▸ **Extracts from a graphics dataset**
════

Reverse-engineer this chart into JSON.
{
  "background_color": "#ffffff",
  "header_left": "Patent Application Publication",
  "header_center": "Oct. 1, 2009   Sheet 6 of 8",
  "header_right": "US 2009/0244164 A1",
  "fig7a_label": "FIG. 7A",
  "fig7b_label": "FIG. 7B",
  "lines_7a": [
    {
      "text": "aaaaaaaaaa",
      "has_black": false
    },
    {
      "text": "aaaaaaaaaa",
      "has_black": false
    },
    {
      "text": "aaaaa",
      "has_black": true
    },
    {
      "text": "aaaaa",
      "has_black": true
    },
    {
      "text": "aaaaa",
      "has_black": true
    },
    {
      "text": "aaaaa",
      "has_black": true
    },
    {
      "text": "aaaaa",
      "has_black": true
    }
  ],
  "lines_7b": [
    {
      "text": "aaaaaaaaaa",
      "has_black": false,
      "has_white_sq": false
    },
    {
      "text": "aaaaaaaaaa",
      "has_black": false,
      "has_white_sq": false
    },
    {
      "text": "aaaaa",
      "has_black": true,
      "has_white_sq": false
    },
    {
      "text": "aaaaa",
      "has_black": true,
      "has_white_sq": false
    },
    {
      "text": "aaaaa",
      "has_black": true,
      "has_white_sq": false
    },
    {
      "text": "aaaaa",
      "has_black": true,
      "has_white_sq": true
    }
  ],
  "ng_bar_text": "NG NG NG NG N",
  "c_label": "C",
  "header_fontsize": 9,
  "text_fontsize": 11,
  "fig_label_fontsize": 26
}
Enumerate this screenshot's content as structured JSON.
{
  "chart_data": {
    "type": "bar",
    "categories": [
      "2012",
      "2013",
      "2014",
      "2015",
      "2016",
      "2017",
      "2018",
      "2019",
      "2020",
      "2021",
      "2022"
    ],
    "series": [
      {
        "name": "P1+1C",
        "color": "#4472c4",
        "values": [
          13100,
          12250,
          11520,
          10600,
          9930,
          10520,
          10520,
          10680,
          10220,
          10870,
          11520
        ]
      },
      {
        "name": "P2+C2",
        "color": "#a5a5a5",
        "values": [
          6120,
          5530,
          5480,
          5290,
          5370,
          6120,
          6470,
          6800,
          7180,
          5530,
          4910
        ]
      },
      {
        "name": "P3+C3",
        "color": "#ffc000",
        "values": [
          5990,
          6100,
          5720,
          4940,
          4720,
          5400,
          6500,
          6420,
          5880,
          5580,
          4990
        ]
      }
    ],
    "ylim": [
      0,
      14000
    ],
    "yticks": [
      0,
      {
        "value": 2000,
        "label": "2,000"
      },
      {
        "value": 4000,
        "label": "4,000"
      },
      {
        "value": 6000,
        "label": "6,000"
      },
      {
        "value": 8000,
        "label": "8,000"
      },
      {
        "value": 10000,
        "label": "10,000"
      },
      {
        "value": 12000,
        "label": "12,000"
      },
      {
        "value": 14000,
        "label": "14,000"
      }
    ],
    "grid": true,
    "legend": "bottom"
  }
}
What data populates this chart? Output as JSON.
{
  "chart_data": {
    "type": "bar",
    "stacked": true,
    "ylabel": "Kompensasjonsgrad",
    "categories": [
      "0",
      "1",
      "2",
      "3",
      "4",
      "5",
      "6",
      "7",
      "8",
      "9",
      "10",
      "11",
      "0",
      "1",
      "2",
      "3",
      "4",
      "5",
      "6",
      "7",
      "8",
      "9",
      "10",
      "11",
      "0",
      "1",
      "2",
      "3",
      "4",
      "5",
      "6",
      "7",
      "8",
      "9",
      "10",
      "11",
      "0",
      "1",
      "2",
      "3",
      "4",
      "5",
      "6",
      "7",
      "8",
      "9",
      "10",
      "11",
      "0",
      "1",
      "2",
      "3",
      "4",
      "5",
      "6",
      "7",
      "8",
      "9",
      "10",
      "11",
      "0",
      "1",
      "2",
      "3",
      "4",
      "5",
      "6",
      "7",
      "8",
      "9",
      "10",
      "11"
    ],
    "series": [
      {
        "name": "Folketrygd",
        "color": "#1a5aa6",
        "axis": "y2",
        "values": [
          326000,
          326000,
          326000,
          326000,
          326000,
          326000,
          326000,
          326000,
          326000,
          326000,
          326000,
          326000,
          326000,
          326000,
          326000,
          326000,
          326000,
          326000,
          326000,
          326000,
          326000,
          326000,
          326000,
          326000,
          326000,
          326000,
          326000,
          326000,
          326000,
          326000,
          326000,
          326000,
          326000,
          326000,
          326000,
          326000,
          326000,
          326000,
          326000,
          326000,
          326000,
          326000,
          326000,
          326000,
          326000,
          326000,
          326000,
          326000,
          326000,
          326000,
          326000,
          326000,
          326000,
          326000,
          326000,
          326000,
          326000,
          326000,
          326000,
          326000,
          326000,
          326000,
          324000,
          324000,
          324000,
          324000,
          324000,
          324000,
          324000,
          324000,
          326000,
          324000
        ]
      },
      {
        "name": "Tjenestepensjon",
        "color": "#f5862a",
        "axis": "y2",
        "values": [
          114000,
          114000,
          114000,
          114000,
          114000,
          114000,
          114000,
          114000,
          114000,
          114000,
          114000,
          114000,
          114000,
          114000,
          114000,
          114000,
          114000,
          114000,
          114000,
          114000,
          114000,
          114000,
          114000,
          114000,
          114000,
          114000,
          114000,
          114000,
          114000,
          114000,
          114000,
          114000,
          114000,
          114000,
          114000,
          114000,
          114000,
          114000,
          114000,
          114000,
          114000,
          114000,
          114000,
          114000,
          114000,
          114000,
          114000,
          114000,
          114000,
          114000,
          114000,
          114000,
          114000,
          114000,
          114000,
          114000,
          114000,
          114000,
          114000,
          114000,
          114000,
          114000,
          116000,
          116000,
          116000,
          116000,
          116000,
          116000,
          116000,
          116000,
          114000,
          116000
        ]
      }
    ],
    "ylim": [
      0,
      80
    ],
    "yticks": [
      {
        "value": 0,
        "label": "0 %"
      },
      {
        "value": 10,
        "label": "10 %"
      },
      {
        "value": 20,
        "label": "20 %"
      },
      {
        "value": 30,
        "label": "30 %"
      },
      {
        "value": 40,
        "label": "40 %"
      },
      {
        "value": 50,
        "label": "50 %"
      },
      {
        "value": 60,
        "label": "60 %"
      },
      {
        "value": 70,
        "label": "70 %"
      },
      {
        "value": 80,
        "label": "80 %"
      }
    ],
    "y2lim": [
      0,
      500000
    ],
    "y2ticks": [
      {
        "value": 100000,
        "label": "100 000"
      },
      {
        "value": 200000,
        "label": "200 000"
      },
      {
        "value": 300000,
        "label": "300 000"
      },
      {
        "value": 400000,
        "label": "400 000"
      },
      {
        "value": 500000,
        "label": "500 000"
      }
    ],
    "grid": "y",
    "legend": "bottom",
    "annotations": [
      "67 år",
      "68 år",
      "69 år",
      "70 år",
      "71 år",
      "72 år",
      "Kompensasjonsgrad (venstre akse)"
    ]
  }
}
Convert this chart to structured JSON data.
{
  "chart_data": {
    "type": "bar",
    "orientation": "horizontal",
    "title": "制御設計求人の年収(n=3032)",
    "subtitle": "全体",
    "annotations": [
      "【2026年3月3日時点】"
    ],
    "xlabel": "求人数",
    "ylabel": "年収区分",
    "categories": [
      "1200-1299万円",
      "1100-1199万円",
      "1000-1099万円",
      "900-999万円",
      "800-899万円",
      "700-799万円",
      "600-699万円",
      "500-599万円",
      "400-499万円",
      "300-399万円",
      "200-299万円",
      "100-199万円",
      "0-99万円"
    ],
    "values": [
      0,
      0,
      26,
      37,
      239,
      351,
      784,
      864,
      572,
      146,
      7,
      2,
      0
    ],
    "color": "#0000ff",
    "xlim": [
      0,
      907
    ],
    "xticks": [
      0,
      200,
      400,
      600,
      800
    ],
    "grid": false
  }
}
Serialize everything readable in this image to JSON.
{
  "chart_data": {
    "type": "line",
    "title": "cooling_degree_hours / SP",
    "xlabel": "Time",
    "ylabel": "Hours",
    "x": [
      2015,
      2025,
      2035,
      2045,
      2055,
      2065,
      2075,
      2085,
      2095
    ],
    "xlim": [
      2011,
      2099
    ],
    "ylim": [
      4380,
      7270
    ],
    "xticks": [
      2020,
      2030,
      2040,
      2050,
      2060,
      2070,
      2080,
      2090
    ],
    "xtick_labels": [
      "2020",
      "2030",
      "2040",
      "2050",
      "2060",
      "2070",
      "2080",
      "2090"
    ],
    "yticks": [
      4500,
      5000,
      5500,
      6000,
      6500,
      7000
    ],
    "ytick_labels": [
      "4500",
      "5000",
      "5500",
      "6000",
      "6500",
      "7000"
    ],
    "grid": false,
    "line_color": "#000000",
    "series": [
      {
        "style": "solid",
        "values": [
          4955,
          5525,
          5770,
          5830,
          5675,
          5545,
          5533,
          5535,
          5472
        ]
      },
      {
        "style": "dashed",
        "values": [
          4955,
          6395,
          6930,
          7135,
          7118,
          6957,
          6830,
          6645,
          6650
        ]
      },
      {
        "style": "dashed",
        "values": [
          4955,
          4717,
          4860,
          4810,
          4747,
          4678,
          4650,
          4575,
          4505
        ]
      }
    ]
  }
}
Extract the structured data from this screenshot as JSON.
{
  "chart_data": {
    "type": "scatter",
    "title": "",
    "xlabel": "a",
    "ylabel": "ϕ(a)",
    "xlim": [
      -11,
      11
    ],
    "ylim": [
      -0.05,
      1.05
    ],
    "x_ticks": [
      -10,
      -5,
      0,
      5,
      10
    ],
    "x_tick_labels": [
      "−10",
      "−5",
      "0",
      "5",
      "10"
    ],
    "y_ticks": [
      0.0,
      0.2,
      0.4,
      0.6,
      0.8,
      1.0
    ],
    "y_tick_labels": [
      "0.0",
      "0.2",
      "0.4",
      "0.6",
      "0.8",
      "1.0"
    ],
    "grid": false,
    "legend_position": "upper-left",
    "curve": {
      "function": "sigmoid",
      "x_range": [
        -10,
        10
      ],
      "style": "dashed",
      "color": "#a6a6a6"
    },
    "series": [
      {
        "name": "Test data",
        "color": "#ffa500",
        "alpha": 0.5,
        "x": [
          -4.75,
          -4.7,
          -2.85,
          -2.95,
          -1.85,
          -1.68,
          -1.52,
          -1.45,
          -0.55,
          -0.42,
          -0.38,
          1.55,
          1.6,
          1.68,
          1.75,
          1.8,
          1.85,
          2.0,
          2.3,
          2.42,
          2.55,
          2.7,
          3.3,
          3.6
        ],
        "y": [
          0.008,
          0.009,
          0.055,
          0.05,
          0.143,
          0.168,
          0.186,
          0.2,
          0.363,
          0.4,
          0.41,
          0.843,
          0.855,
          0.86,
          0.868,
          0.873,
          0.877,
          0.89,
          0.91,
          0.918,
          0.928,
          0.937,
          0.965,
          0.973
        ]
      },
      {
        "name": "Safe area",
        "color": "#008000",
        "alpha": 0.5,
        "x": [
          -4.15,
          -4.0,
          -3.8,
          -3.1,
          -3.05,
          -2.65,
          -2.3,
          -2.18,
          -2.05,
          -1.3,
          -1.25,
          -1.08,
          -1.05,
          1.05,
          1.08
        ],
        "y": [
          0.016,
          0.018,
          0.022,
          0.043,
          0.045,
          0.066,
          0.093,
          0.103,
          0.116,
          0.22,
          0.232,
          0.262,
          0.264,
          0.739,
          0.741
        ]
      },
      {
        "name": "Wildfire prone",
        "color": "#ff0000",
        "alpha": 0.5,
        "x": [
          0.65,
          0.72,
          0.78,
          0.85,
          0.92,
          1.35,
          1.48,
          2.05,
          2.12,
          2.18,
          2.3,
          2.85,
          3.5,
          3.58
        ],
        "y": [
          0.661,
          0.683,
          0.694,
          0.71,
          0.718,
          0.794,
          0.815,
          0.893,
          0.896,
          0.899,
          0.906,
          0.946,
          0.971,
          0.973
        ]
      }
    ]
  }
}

════

▸ **WHAT TO PRODUCE**
Where a line contains the string "JSON", extract that line.

▸ **WRITTEN ANSWER**
Reverse-engineer this chart into JSON.
Enumerate this screenshot's content as structured JSON.
What data populates this chart? Output as JSON.
Convert this chart to structured JSON data.
Serialize everything readable in this image to JSON.
Extract the structured data from this screenshot as JSON.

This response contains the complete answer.